#### Exercise goal
Restate each entry word for word, leaving nothing out.

#### Working data
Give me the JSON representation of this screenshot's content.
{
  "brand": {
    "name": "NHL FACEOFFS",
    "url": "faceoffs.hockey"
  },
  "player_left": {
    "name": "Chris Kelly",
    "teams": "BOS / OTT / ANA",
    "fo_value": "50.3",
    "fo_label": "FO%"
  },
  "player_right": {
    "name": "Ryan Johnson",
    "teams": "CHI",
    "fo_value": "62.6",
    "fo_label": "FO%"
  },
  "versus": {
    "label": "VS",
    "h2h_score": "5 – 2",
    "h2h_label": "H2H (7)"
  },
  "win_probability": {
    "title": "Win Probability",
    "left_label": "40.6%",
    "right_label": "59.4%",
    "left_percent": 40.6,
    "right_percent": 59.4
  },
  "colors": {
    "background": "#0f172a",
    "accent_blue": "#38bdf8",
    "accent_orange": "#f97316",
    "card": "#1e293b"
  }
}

#### Result
Give me the JSON representation of this screenshot's content.
{
  "brand": {
    "name": "NHL FACEOFFS",
    "url": "faceoffs.hockey"
  },
  "player_left": {
    "name": "Chris Kelly",
    "teams": "BOS / OTT / ANA",
    "fo_value": "50.3",
    "fo_label": "FO%"
  },
  "player_right": {
    "name": "Ryan Johnson",
    "teams": "CHI",
    "fo_value": "62.6",
    "fo_label": "FO%"
  },
  "versus": {
    "label": "VS",
    "h2h_score": "5 – 2",
    "h2h_label": "H2H (7)"
  },
  "win_probability": {
    "title": "Win Probability",
    "left_label": "40.6%",
    "right_label": "59.4%",
    "left_percent": 40.6,
    "right_percent": 59.4
  },
  "colors": {
    "background": "#0f172a",
    "accent_blue": "#38bdf8",
    "accent_orange": "#f97316",
    "card": "#1e293b"
  }
}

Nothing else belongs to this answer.